From the listing below, copy every line with the word "that".

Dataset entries
-=-=-=-=-

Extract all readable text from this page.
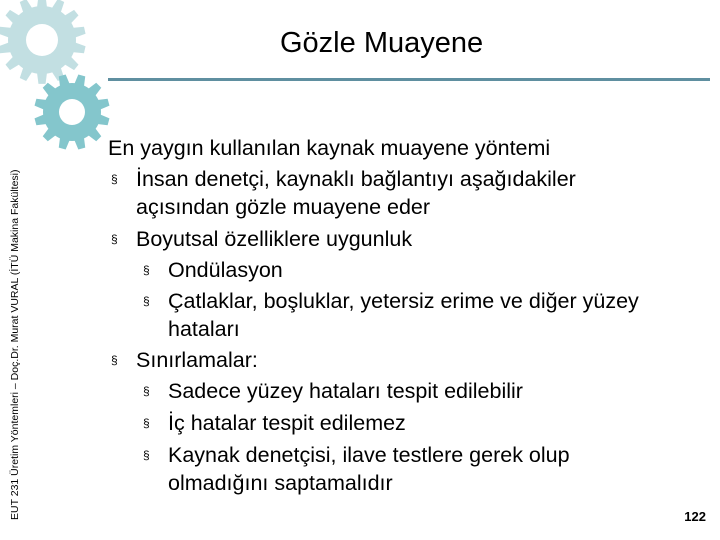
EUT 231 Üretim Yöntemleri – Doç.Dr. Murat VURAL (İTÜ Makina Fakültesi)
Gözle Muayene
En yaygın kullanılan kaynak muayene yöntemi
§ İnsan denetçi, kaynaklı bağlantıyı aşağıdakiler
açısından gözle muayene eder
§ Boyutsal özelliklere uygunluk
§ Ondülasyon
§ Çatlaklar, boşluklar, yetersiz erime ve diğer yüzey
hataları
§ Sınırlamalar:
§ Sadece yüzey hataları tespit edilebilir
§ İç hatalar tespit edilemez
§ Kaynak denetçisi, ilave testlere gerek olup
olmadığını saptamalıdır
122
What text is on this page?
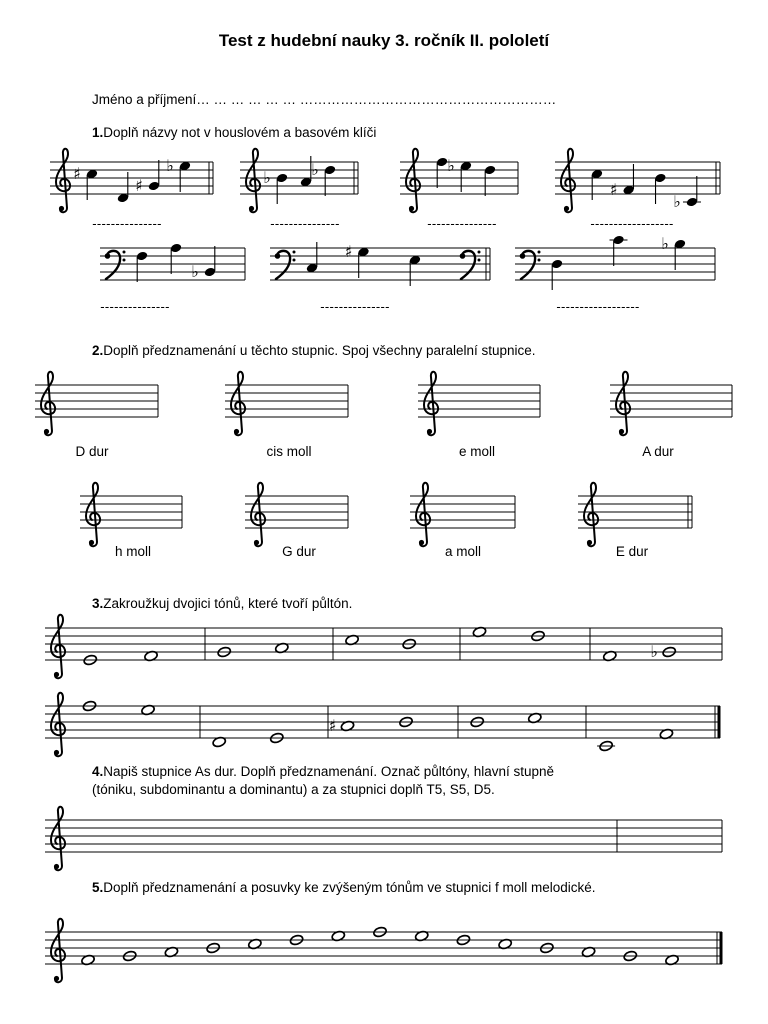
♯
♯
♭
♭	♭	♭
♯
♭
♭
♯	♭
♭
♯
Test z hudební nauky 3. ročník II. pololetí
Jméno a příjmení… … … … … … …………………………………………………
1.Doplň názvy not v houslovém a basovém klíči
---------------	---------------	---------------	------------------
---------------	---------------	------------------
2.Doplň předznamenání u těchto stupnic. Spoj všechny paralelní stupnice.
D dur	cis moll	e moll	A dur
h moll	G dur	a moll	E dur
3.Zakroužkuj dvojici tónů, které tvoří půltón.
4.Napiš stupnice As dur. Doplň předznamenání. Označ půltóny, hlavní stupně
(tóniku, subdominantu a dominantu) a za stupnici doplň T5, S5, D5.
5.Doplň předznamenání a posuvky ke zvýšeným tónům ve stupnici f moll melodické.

-=-=-=-=-

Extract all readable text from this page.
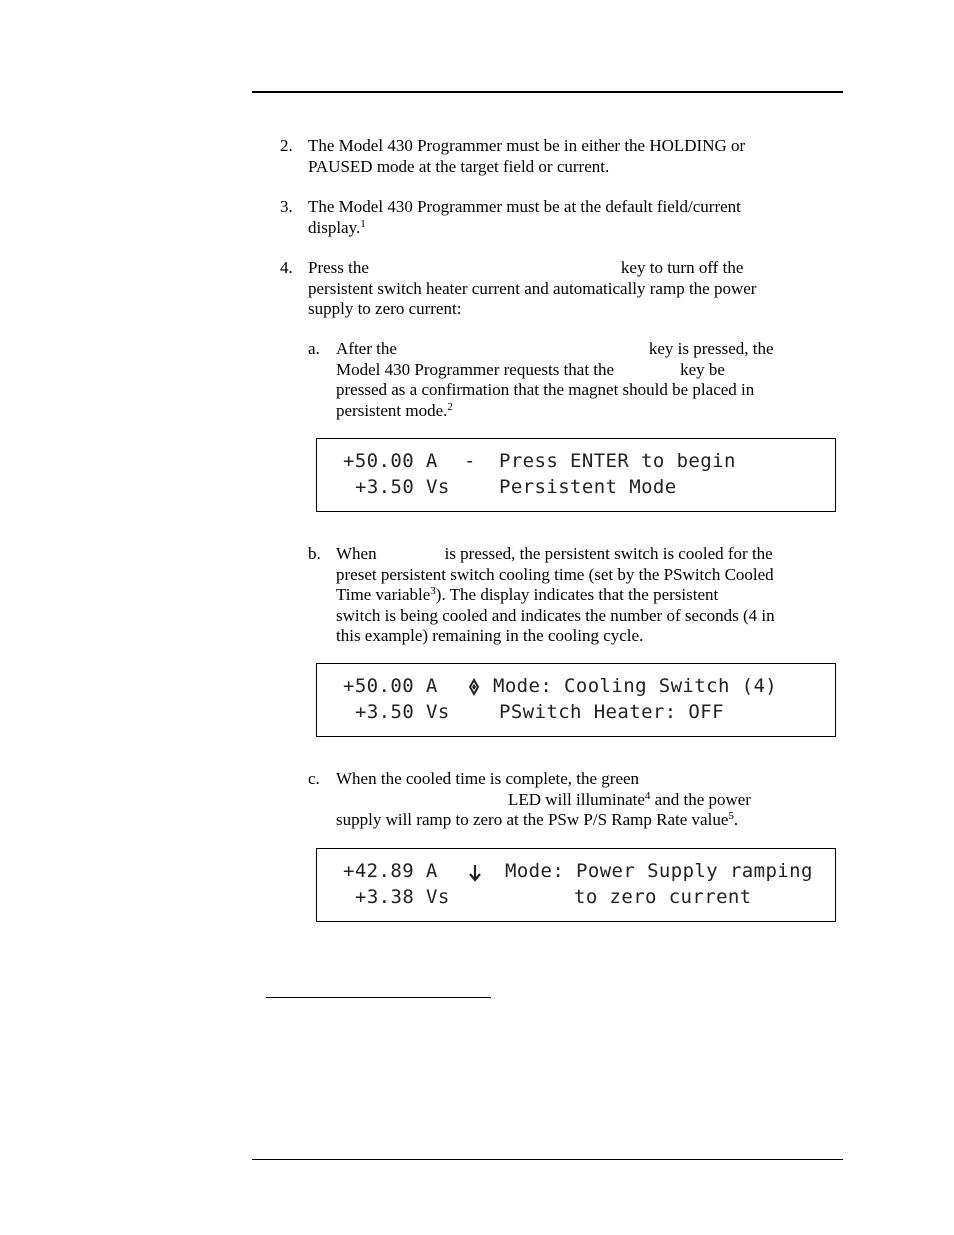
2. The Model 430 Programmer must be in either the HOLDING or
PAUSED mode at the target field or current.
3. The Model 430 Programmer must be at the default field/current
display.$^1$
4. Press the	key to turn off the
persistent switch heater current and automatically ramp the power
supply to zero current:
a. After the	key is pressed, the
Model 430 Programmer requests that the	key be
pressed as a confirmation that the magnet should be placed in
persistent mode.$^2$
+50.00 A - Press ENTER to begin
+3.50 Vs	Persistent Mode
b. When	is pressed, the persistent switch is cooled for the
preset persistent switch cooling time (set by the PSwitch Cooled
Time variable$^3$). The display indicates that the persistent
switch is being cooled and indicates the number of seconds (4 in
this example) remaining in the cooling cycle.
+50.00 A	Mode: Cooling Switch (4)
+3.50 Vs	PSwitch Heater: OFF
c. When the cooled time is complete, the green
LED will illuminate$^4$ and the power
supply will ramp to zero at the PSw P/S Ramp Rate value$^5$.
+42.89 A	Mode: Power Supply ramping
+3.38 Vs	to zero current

-=-=-=-=-

▶ **Output of the exercise**:
Model 430 Programmer requests that the	key be
pressed as a confirmation that the magnet should be placed in
Time variable$^3$). The display indicates that the persistent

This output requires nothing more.